Scan the records and identify every line in which the string "type" occurs, then return those lines.

:::::

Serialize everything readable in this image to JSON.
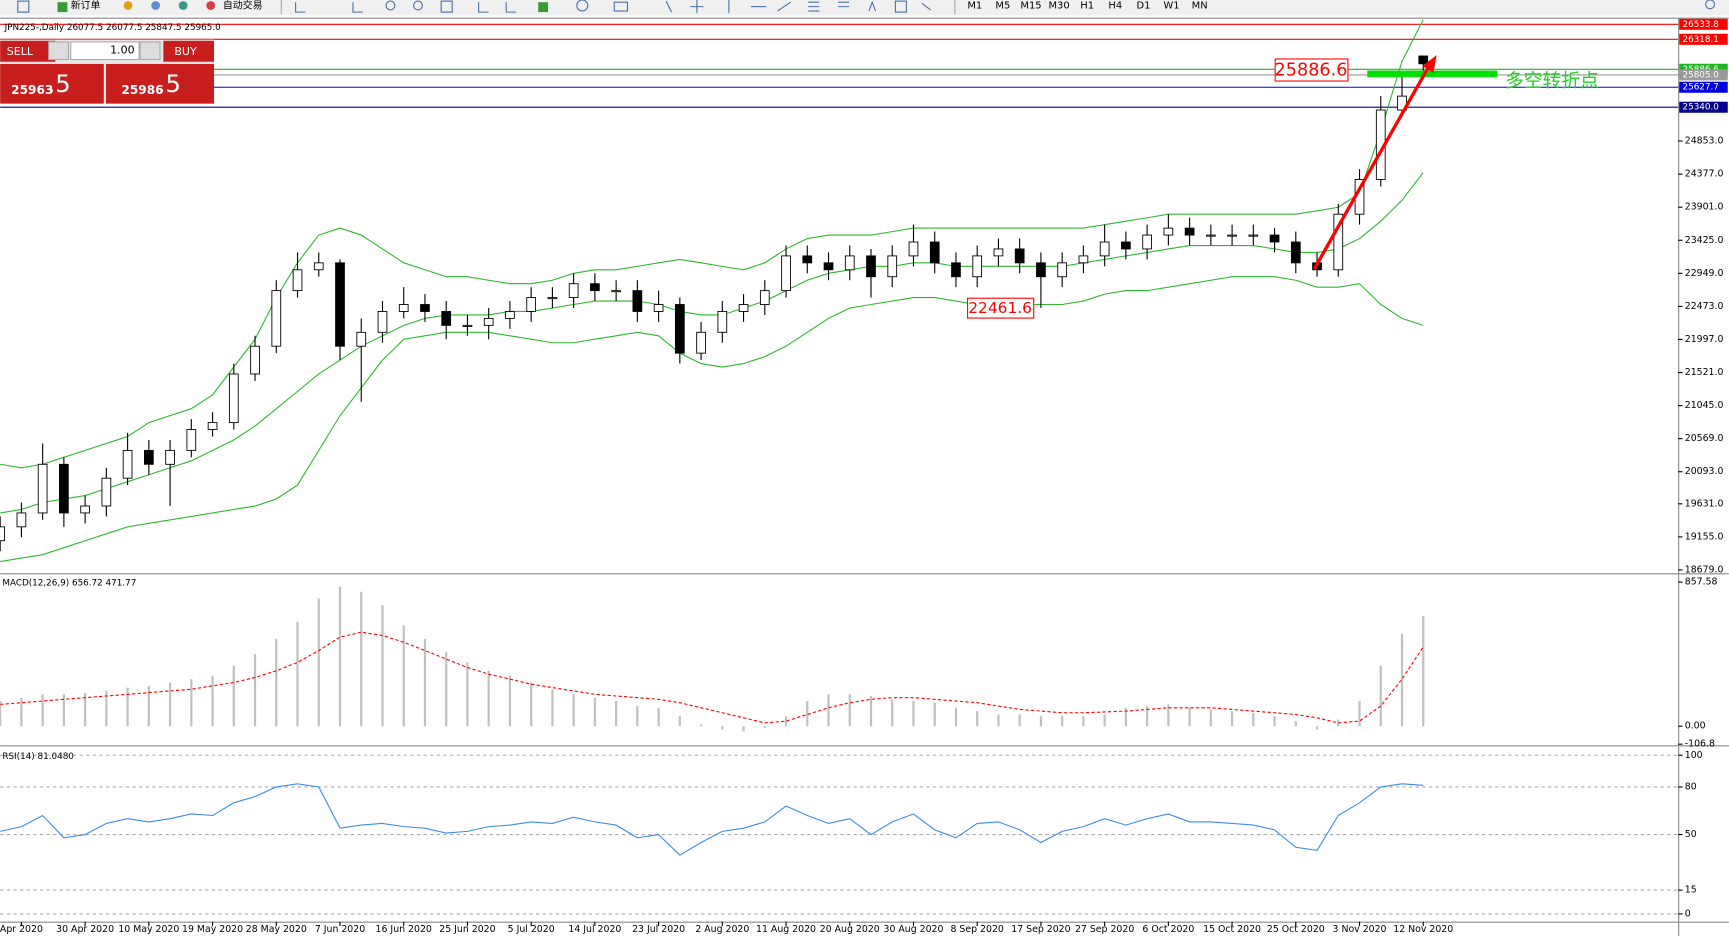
{
  "toolbar": {
    "buttons": [
      "新订单",
      "自动交易"
    ],
    "timeframes": [
      "M1",
      "M5",
      "M15",
      "M30",
      "H1",
      "H4",
      "D1",
      "W1",
      "MN"
    ]
  },
  "trade_panel": {
    "sell": "SELL",
    "buy": "BUY",
    "lot": "1.00",
    "bid_main": "25963",
    "bid_frac": ".5",
    "ask_main": "25986",
    "ask_frac": ".5"
  },
  "annotations": [
    "25886.6",
    "22461.6",
    "多空转折点"
  ],
  "chart_data": [
    {
      "type": "candlestick",
      "title": "JPN225-,Daily  26077.5 26077.5 25847.5 25965.0",
      "xlim": [
        0,
        79
      ],
      "xticks": [
        {
          "value": 1,
          "label": "Apr 2020"
        },
        {
          "value": 4,
          "label": "30 Apr 2020"
        },
        {
          "value": 7,
          "label": "10 May 2020"
        },
        {
          "value": 10,
          "label": "19 May 2020"
        },
        {
          "value": 13,
          "label": "28 May 2020"
        },
        {
          "value": 16,
          "label": "7 Jun 2020"
        },
        {
          "value": 19,
          "label": "16 Jun 2020"
        },
        {
          "value": 22,
          "label": "25 Jun 2020"
        },
        {
          "value": 25,
          "label": "5 Jul 2020"
        },
        {
          "value": 28,
          "label": "14 Jul 2020"
        },
        {
          "value": 31,
          "label": "23 Jul 2020"
        },
        {
          "value": 34,
          "label": "2 Aug 2020"
        },
        {
          "value": 37,
          "label": "11 Aug 2020"
        },
        {
          "value": 40,
          "label": "20 Aug 2020"
        },
        {
          "value": 43,
          "label": "30 Aug 2020"
        },
        {
          "value": 46,
          "label": "8 Sep 2020"
        },
        {
          "value": 49,
          "label": "17 Sep 2020"
        },
        {
          "value": 52,
          "label": "27 Sep 2020"
        },
        {
          "value": 55,
          "label": "6 Oct 2020"
        },
        {
          "value": 58,
          "label": "15 Oct 2020"
        },
        {
          "value": 61,
          "label": "25 Oct 2020"
        },
        {
          "value": 64,
          "label": "3 Nov 2020"
        },
        {
          "value": 67,
          "label": "12 Nov 2020"
        }
      ],
      "ylim": [
        18647,
        26598
      ],
      "yticks": [
        {
          "value": 18679,
          "label": "18679.0"
        },
        {
          "value": 19155,
          "label": "19155.0"
        },
        {
          "value": 19631,
          "label": "19631.0"
        },
        {
          "value": 20093,
          "label": "20093.0"
        },
        {
          "value": 20569,
          "label": "20569.0"
        },
        {
          "value": 21045,
          "label": "21045.0"
        },
        {
          "value": 21521,
          "label": "21521.0"
        },
        {
          "value": 21997,
          "label": "21997.0"
        },
        {
          "value": 22473,
          "label": "22473.0"
        },
        {
          "value": 22949,
          "label": "22949.0"
        },
        {
          "value": 23425,
          "label": "23425.0"
        },
        {
          "value": 23901,
          "label": "23901.0"
        },
        {
          "value": 24377,
          "label": "24377.0"
        },
        {
          "value": 24853,
          "label": "24853.0"
        }
      ],
      "up_color": "#ffffff",
      "down_color": "#000000",
      "band_color": "#2eb82e",
      "open": [
        19100,
        19300,
        19500,
        20200,
        19500,
        19600,
        20000,
        20400,
        20200,
        20400,
        20700,
        20800,
        21500,
        21900,
        22700,
        23000,
        23100,
        21900,
        22100,
        22400,
        22500,
        22400,
        22200,
        22200,
        22300,
        22400,
        22600,
        22600,
        22800,
        22700,
        22700,
        22400,
        22500,
        21800,
        22100,
        22400,
        22500,
        22700,
        23200,
        23100,
        23000,
        23200,
        22900,
        23200,
        23400,
        23100,
        22900,
        23200,
        23300,
        23100,
        22900,
        23100,
        23200,
        23400,
        23300,
        23500,
        23600,
        23500,
        23500,
        23500,
        23500,
        23400,
        23100,
        23000,
        23800,
        24300,
        25300,
        26077.5
      ],
      "high": [
        19450,
        19650,
        20500,
        20300,
        19750,
        20150,
        20650,
        20550,
        20550,
        20850,
        20950,
        21650,
        22050,
        22850,
        23250,
        23250,
        23150,
        22300,
        22550,
        22750,
        22650,
        22550,
        22350,
        22450,
        22550,
        22750,
        22750,
        22950,
        22950,
        22850,
        22850,
        22700,
        22600,
        22250,
        22550,
        22650,
        22850,
        23350,
        23350,
        23250,
        23350,
        23300,
        23350,
        23650,
        23550,
        23250,
        23350,
        23450,
        23450,
        23250,
        23250,
        23350,
        23650,
        23550,
        23650,
        23800,
        23750,
        23650,
        23650,
        23650,
        23600,
        23550,
        23250,
        23950,
        24450,
        25500,
        25800,
        26077.5
      ],
      "low": [
        18950,
        19150,
        19400,
        19300,
        19350,
        19450,
        19900,
        20050,
        19600,
        20300,
        20600,
        20700,
        21400,
        21800,
        22600,
        22900,
        21700,
        21100,
        21950,
        22300,
        22250,
        22000,
        22050,
        22000,
        22150,
        22250,
        22450,
        22450,
        22550,
        22550,
        22250,
        22250,
        21650,
        21700,
        21950,
        22250,
        22350,
        22600,
        22950,
        22850,
        22850,
        22600,
        22750,
        23050,
        22950,
        22750,
        22750,
        23050,
        22950,
        22450,
        22750,
        22950,
        23050,
        23150,
        23150,
        23350,
        23350,
        23350,
        23350,
        23350,
        23250,
        22950,
        22900,
        22900,
        23650,
        24200,
        25200,
        25847.5
      ],
      "close": [
        19300,
        19500,
        20200,
        19500,
        19600,
        20000,
        20400,
        20200,
        20400,
        20700,
        20800,
        21500,
        21900,
        22700,
        23000,
        23100,
        21900,
        22100,
        22400,
        22500,
        22400,
        22200,
        22200,
        22300,
        22400,
        22600,
        22600,
        22800,
        22700,
        22700,
        22400,
        22500,
        21800,
        22100,
        22400,
        22500,
        22700,
        23200,
        23100,
        23000,
        23200,
        22900,
        23200,
        23400,
        23100,
        22900,
        23200,
        23300,
        23100,
        22900,
        23100,
        23200,
        23400,
        23300,
        23500,
        23600,
        23500,
        23500,
        23500,
        23500,
        23400,
        23100,
        23000,
        23800,
        24300,
        25300,
        25500,
        25965
      ],
      "upper_band": [
        20200,
        20150,
        20200,
        20300,
        20400,
        20500,
        20600,
        20800,
        20900,
        21000,
        21200,
        21600,
        22000,
        22600,
        23100,
        23500,
        23600,
        23500,
        23300,
        23100,
        23000,
        22900,
        22900,
        22850,
        22800,
        22800,
        22850,
        22950,
        23000,
        23000,
        23050,
        23100,
        23150,
        23100,
        23050,
        23000,
        23100,
        23300,
        23450,
        23500,
        23500,
        23500,
        23550,
        23600,
        23600,
        23600,
        23600,
        23600,
        23600,
        23600,
        23600,
        23600,
        23650,
        23700,
        23750,
        23800,
        23800,
        23800,
        23800,
        23800,
        23800,
        23800,
        23850,
        23900,
        24100,
        25000,
        26000,
        26600
      ],
      "middle_band": [
        19500,
        19550,
        19650,
        19700,
        19750,
        19850,
        19950,
        20050,
        20150,
        20250,
        20400,
        20550,
        20750,
        21000,
        21250,
        21500,
        21700,
        21900,
        22050,
        22200,
        22300,
        22350,
        22350,
        22350,
        22400,
        22400,
        22450,
        22500,
        22550,
        22550,
        22550,
        22500,
        22400,
        22350,
        22350,
        22450,
        22550,
        22700,
        22850,
        22950,
        23000,
        23050,
        23050,
        23100,
        23100,
        23050,
        23050,
        23050,
        23050,
        23050,
        23050,
        23100,
        23150,
        23200,
        23250,
        23300,
        23350,
        23350,
        23350,
        23350,
        23300,
        23250,
        23250,
        23300,
        23450,
        23700,
        24000,
        24400
      ],
      "lower_band": [
        18800,
        18850,
        18900,
        19000,
        19100,
        19200,
        19300,
        19350,
        19400,
        19450,
        19500,
        19550,
        19600,
        19700,
        19900,
        20400,
        20900,
        21300,
        21700,
        22000,
        22050,
        22100,
        22100,
        22100,
        22050,
        22000,
        21950,
        21950,
        22000,
        22050,
        22100,
        22050,
        21800,
        21650,
        21600,
        21650,
        21750,
        21900,
        22100,
        22300,
        22450,
        22500,
        22550,
        22600,
        22600,
        22550,
        22500,
        22500,
        22500,
        22500,
        22500,
        22550,
        22650,
        22700,
        22700,
        22750,
        22800,
        22850,
        22900,
        22900,
        22900,
        22850,
        22750,
        22750,
        22800,
        22500,
        22300,
        22200
      ],
      "levels": [
        {
          "value": 26533.8,
          "color": "#ff0000"
        },
        {
          "value": 26318.1,
          "color": "#ff0000"
        },
        {
          "value": 25886.6,
          "color": "#22b422"
        },
        {
          "value": 25805,
          "label": "25805.0",
          "color": "#9a9a9a"
        },
        {
          "value": 25627.7,
          "color": "#0000dd"
        },
        {
          "value": 25340,
          "label": "25340.0",
          "color": "#00008b"
        }
      ]
    },
    {
      "type": "macd",
      "title": "MACD(12,26,9) 656.72 471.77",
      "ylim": [
        -106.8,
        897
      ],
      "yticks": [
        857.58,
        {
          "value": 0,
          "label": "0.00"
        },
        -106.8
      ],
      "hist_color": "#c0c0c0",
      "signal_color": "#ff0000",
      "histogram": [
        150,
        170,
        190,
        190,
        200,
        210,
        230,
        240,
        260,
        280,
        300,
        360,
        430,
        520,
        620,
        760,
        830,
        800,
        720,
        600,
        520,
        440,
        380,
        330,
        300,
        260,
        220,
        190,
        170,
        150,
        120,
        110,
        60,
        10,
        -20,
        -30,
        -10,
        60,
        150,
        190,
        190,
        180,
        160,
        150,
        140,
        110,
        90,
        70,
        70,
        60,
        60,
        60,
        70,
        110,
        120,
        130,
        110,
        100,
        90,
        80,
        60,
        30,
        -20,
        40,
        150,
        360,
        550,
        656.72
      ],
      "signal": [
        130,
        140,
        150,
        160,
        170,
        180,
        190,
        200,
        210,
        220,
        240,
        260,
        290,
        330,
        380,
        450,
        530,
        560,
        540,
        500,
        450,
        400,
        350,
        310,
        280,
        250,
        230,
        210,
        190,
        180,
        170,
        160,
        140,
        110,
        80,
        50,
        20,
        30,
        70,
        110,
        140,
        160,
        170,
        170,
        160,
        150,
        140,
        120,
        100,
        90,
        80,
        80,
        85,
        90,
        100,
        110,
        110,
        110,
        100,
        90,
        80,
        70,
        50,
        20,
        30,
        120,
        280,
        471.77
      ]
    },
    {
      "type": "rsi",
      "title": "RSI(14) 81.0480",
      "ylim": [
        -4.9,
        104.9
      ],
      "yticks": [
        0,
        15,
        50,
        80,
        100
      ],
      "grid": true,
      "color": "#3c8ce6",
      "values": [
        52,
        55,
        62,
        48,
        50,
        57,
        60,
        58,
        60,
        63,
        62,
        70,
        74,
        80,
        82,
        80,
        54,
        56,
        57,
        55,
        54,
        51,
        52,
        55,
        56,
        58,
        57,
        61,
        58,
        56,
        48,
        50,
        37,
        45,
        52,
        54,
        58,
        68,
        62,
        57,
        60,
        50,
        58,
        63,
        53,
        48,
        57,
        58,
        53,
        45,
        52,
        55,
        60,
        56,
        60,
        63,
        58,
        58,
        57,
        56,
        53,
        42,
        40,
        62,
        70,
        80,
        82,
        81.048
      ]
    }
  ]
}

:::::

Response to this task:
      "type": "candlestick",
      "type": "macd",
      "type": "rsi",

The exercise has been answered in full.